▶ **What to do**
Give back the full listing, character for character, with no pictures.

Items from a figure collection

::::::

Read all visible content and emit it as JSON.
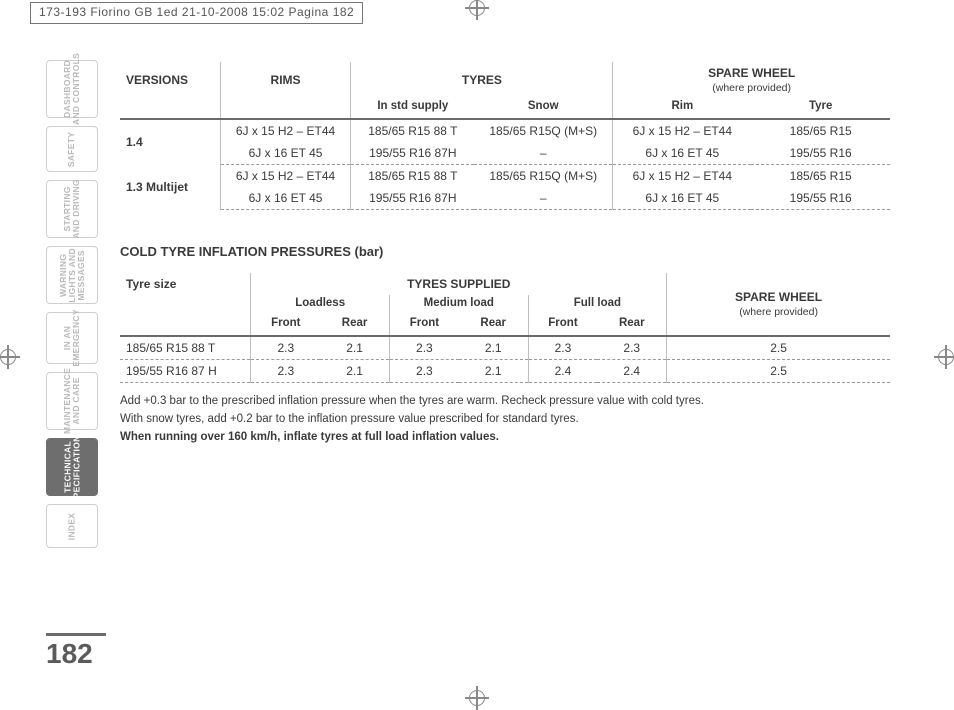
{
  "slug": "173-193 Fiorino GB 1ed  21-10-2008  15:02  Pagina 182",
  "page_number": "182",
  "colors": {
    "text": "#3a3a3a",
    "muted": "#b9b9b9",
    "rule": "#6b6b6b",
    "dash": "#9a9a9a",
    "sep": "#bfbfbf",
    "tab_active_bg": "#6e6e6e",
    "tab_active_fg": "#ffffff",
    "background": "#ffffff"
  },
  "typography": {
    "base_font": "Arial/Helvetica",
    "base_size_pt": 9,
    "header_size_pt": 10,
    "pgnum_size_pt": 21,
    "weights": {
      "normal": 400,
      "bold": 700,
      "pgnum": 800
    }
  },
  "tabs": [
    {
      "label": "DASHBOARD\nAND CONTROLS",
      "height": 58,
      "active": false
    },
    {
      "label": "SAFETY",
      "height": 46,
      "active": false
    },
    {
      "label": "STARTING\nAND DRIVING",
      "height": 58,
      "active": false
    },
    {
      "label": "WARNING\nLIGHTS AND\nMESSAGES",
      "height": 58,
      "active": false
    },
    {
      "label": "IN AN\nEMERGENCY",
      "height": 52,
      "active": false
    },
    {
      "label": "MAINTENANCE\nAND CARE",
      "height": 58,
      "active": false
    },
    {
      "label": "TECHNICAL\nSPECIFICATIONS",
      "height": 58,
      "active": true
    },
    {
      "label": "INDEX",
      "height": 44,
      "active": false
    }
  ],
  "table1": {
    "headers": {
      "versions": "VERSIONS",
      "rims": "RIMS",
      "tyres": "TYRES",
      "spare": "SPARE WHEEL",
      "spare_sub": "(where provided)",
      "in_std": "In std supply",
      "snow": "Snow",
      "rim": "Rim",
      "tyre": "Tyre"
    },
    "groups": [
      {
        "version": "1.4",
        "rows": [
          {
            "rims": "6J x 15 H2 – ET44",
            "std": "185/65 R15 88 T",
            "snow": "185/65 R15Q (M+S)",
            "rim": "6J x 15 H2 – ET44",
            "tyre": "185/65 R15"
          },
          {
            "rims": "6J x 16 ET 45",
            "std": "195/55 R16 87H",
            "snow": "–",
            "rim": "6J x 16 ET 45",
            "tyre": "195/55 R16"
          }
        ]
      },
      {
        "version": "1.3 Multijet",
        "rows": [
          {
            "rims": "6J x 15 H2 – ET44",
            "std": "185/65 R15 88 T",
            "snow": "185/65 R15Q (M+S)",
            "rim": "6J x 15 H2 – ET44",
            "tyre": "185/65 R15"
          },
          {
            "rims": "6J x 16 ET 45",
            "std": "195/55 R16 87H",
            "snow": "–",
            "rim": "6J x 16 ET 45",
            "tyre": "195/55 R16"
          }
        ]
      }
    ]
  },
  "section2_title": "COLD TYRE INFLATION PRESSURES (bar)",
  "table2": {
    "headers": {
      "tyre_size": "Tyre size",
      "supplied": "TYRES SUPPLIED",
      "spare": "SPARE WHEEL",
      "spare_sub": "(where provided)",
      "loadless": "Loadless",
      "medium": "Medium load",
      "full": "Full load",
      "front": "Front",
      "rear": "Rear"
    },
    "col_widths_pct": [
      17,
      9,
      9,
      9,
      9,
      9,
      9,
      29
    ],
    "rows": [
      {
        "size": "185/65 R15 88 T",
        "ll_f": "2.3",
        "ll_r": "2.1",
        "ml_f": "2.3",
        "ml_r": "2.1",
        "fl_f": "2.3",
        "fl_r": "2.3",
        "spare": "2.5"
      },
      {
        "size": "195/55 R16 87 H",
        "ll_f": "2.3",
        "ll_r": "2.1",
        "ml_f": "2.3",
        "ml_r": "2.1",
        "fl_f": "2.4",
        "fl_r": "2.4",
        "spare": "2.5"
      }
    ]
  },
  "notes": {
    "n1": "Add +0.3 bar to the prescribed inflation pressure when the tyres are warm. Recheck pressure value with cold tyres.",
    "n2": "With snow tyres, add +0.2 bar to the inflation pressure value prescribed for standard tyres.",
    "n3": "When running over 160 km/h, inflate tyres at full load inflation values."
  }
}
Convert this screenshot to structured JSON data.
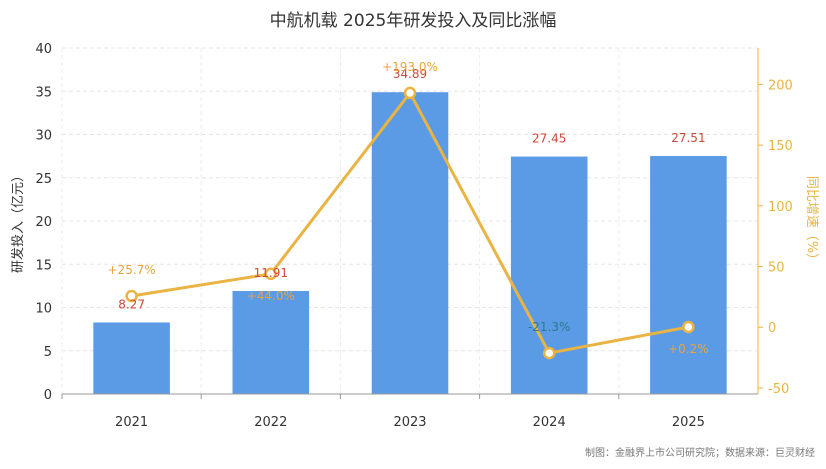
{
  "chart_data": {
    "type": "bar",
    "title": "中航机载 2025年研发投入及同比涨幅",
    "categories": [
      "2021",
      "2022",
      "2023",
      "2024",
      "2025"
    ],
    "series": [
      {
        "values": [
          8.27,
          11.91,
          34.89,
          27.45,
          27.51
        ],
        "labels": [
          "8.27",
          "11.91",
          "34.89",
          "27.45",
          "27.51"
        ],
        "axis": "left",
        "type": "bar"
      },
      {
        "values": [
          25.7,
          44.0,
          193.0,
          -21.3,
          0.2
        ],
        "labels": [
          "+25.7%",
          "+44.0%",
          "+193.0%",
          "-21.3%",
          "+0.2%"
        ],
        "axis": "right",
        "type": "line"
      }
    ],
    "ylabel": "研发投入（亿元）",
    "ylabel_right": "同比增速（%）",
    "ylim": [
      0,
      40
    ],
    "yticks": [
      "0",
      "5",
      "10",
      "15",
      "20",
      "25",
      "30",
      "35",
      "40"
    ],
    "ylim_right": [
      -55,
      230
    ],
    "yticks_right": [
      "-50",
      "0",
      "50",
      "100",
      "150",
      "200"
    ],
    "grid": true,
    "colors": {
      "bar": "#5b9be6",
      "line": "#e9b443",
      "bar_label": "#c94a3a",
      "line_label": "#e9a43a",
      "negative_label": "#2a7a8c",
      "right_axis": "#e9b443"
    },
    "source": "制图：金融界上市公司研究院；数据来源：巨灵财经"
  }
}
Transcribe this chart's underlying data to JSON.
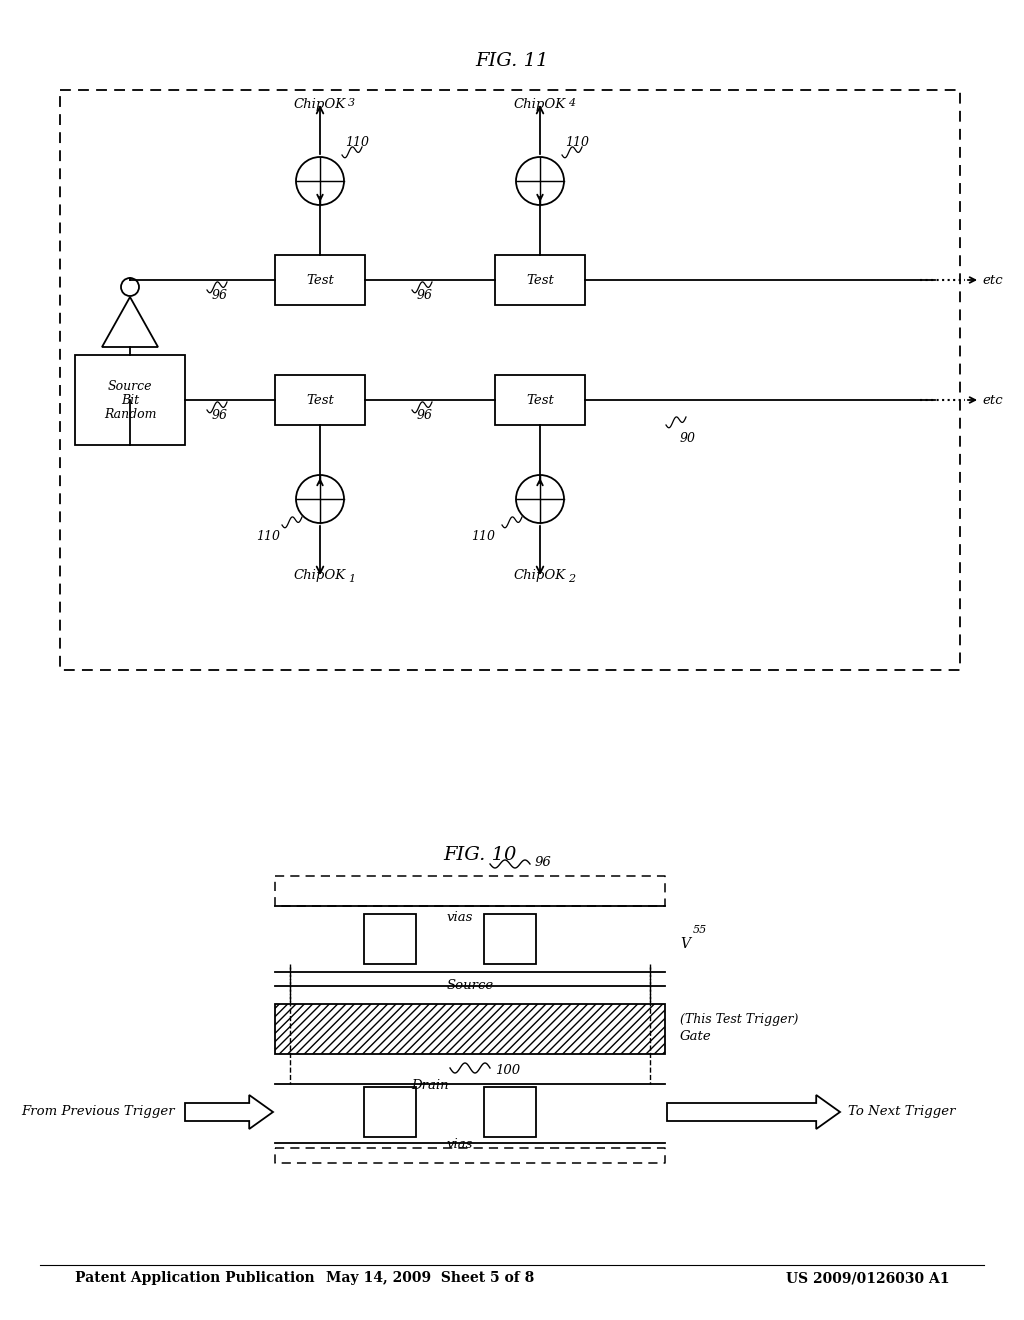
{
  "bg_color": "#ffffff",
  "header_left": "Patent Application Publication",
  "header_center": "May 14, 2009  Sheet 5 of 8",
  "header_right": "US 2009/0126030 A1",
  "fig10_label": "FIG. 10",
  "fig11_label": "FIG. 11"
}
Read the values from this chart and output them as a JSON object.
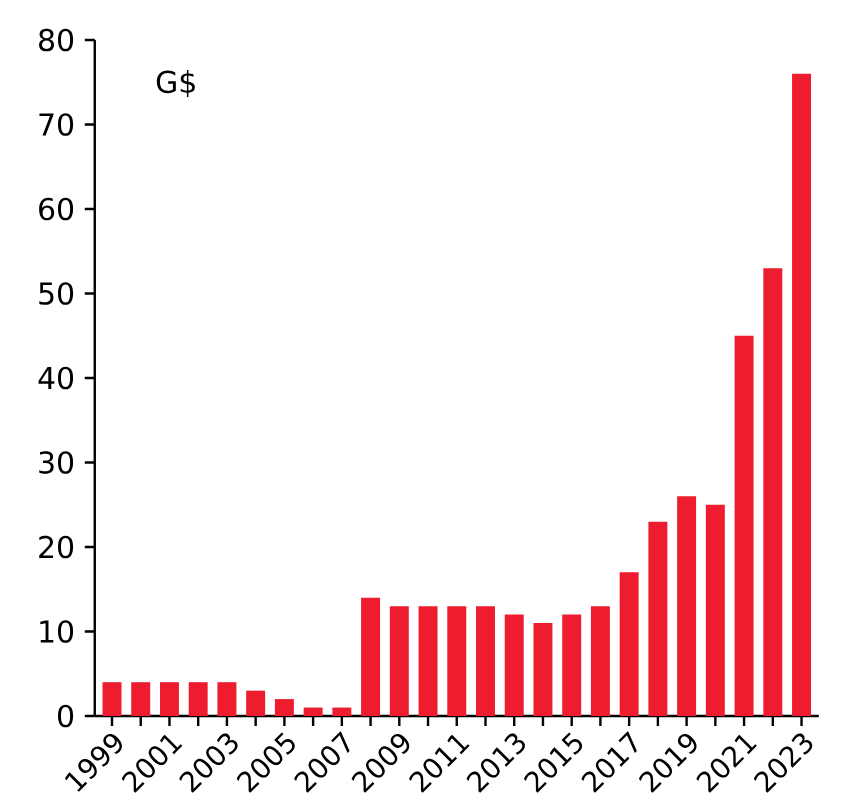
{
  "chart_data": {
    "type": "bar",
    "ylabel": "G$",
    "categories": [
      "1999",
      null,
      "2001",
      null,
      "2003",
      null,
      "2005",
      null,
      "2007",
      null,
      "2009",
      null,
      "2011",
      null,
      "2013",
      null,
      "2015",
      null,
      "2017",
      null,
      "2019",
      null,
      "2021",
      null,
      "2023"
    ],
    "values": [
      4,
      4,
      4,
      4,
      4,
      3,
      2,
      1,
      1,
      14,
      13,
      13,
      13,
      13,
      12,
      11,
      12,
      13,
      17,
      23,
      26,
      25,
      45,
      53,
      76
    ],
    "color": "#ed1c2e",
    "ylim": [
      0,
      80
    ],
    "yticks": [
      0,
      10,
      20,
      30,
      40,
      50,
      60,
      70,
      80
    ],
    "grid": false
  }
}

::::::

▶ **Task solution**
Read all visible content and emit it as JSON.
{
  "slug": "173-193 Fiorino GB 1ed  21-10-2008  15:02  Pagina 182",
  "page_number": "182",
  "colors": {
    "text": "#3a3a3a",
    "muted": "#b9b9b9",
    "rule": "#6b6b6b",
    "dash": "#9a9a9a",
    "sep": "#bfbfbf",
    "tab_active_bg": "#6e6e6e",
    "tab_active_fg": "#ffffff",
    "background": "#ffffff"
  },
  "typography": {
    "base_font": "Arial/Helvetica",
    "base_size_pt": 9,
    "header_size_pt": 10,
    "pgnum_size_pt": 21,
    "weights": {
      "normal": 400,
      "bold": 700,
      "pgnum": 800
    }
  },
  "tabs": [
    {
      "label": "DASHBOARD\nAND CONTROLS",
      "height": 58,
      "active": false
    },
    {
      "label": "SAFETY",
      "height": 46,
      "active": false
    },
    {
      "label": "STARTING\nAND DRIVING",
      "height": 58,
      "active": false
    },
    {
      "label": "WARNING\nLIGHTS AND\nMESSAGES",
      "height": 58,
      "active": false
    },
    {
      "label": "IN AN\nEMERGENCY",
      "height": 52,
      "active": false
    },
    {
      "label": "MAINTENANCE\nAND CARE",
      "height": 58,
      "active": false
    },
    {
      "label": "TECHNICAL\nSPECIFICATIONS",
      "height": 58,
      "active": true
    },
    {
      "label": "INDEX",
      "height": 44,
      "active": false
    }
  ],
  "table1": {
    "headers": {
      "versions": "VERSIONS",
      "rims": "RIMS",
      "tyres": "TYRES",
      "spare": "SPARE WHEEL",
      "spare_sub": "(where provided)",
      "in_std": "In std supply",
      "snow": "Snow",
      "rim": "Rim",
      "tyre": "Tyre"
    },
    "groups": [
      {
        "version": "1.4",
        "rows": [
          {
            "rims": "6J x 15 H2 – ET44",
            "std": "185/65 R15 88 T",
            "snow": "185/65 R15Q (M+S)",
            "rim": "6J x 15 H2 – ET44",
            "tyre": "185/65 R15"
          },
          {
            "rims": "6J x 16 ET 45",
            "std": "195/55 R16 87H",
            "snow": "–",
            "rim": "6J x 16 ET 45",
            "tyre": "195/55 R16"
          }
        ]
      },
      {
        "version": "1.3 Multijet",
        "rows": [
          {
            "rims": "6J x 15 H2 – ET44",
            "std": "185/65 R15 88 T",
            "snow": "185/65 R15Q (M+S)",
            "rim": "6J x 15 H2 – ET44",
            "tyre": "185/65 R15"
          },
          {
            "rims": "6J x 16 ET 45",
            "std": "195/55 R16 87H",
            "snow": "–",
            "rim": "6J x 16 ET 45",
            "tyre": "195/55 R16"
          }
        ]
      }
    ]
  },
  "section2_title": "COLD TYRE INFLATION PRESSURES (bar)",
  "table2": {
    "headers": {
      "tyre_size": "Tyre size",
      "supplied": "TYRES SUPPLIED",
      "spare": "SPARE WHEEL",
      "spare_sub": "(where provided)",
      "loadless": "Loadless",
      "medium": "Medium load",
      "full": "Full load",
      "front": "Front",
      "rear": "Rear"
    },
    "col_widths_pct": [
      17,
      9,
      9,
      9,
      9,
      9,
      9,
      29
    ],
    "rows": [
      {
        "size": "185/65 R15 88 T",
        "ll_f": "2.3",
        "ll_r": "2.1",
        "ml_f": "2.3",
        "ml_r": "2.1",
        "fl_f": "2.3",
        "fl_r": "2.3",
        "spare": "2.5"
      },
      {
        "size": "195/55 R16 87 H",
        "ll_f": "2.3",
        "ll_r": "2.1",
        "ml_f": "2.3",
        "ml_r": "2.1",
        "fl_f": "2.4",
        "fl_r": "2.4",
        "spare": "2.5"
      }
    ]
  },
  "notes": {
    "n1": "Add +0.3 bar to the prescribed inflation pressure when the tyres are warm. Recheck pressure value with cold tyres.",
    "n2": "With snow tyres, add +0.2 bar to the inflation pressure value prescribed for standard tyres.",
    "n3": "When running over 160 km/h, inflate tyres at full load inflation values."
  }
}
Convert this screenshot to structured JSON data.
{
  "chart_data": {
    "type": "bar",
    "title": "中航机载 2025年研发投入及同比涨幅",
    "categories": [
      "2021",
      "2022",
      "2023",
      "2024",
      "2025"
    ],
    "series": [
      {
        "values": [
          8.27,
          11.91,
          34.89,
          27.45,
          27.51
        ],
        "labels": [
          "8.27",
          "11.91",
          "34.89",
          "27.45",
          "27.51"
        ],
        "axis": "left",
        "type": "bar"
      },
      {
        "values": [
          25.7,
          44.0,
          193.0,
          -21.3,
          0.2
        ],
        "labels": [
          "+25.7%",
          "+44.0%",
          "+193.0%",
          "-21.3%",
          "+0.2%"
        ],
        "axis": "right",
        "type": "line"
      }
    ],
    "ylabel": "研发投入（亿元）",
    "ylabel_right": "同比增速（%）",
    "ylim": [
      0,
      40
    ],
    "yticks": [
      "0",
      "5",
      "10",
      "15",
      "20",
      "25",
      "30",
      "35",
      "40"
    ],
    "ylim_right": [
      -55,
      230
    ],
    "yticks_right": [
      "-50",
      "0",
      "50",
      "100",
      "150",
      "200"
    ],
    "grid": true,
    "colors": {
      "bar": "#5b9be6",
      "line": "#e9b443",
      "bar_label": "#c94a3a",
      "line_label": "#e9a43a",
      "negative_label": "#2a7a8c",
      "right_axis": "#e9b443"
    },
    "source": "制图：金融界上市公司研究院；数据来源：巨灵财经"
  }
}
Transcribe this chart's underlying data to JSON.
{
  "bg_color": "#ffffff",
  "header_left": "Patent Application Publication",
  "header_center": "May 14, 2009  Sheet 5 of 8",
  "header_right": "US 2009/0126030 A1",
  "fig10_label": "FIG. 10",
  "fig11_label": "FIG. 11"
}
Read the values from this chart and output them as a JSON object.
{
  "chart_data": {
    "type": "bar",
    "ylabel": "G$",
    "categories": [
      "1999",
      null,
      "2001",
      null,
      "2003",
      null,
      "2005",
      null,
      "2007",
      null,
      "2009",
      null,
      "2011",
      null,
      "2013",
      null,
      "2015",
      null,
      "2017",
      null,
      "2019",
      null,
      "2021",
      null,
      "2023"
    ],
    "values": [
      4,
      4,
      4,
      4,
      4,
      3,
      2,
      1,
      1,
      14,
      13,
      13,
      13,
      13,
      12,
      11,
      12,
      13,
      17,
      23,
      26,
      25,
      45,
      53,
      76
    ],
    "color": "#ed1c2e",
    "ylim": [
      0,
      80
    ],
    "yticks": [
      0,
      10,
      20,
      30,
      40,
      50,
      60,
      70,
      80
    ],
    "grid": false
  }
}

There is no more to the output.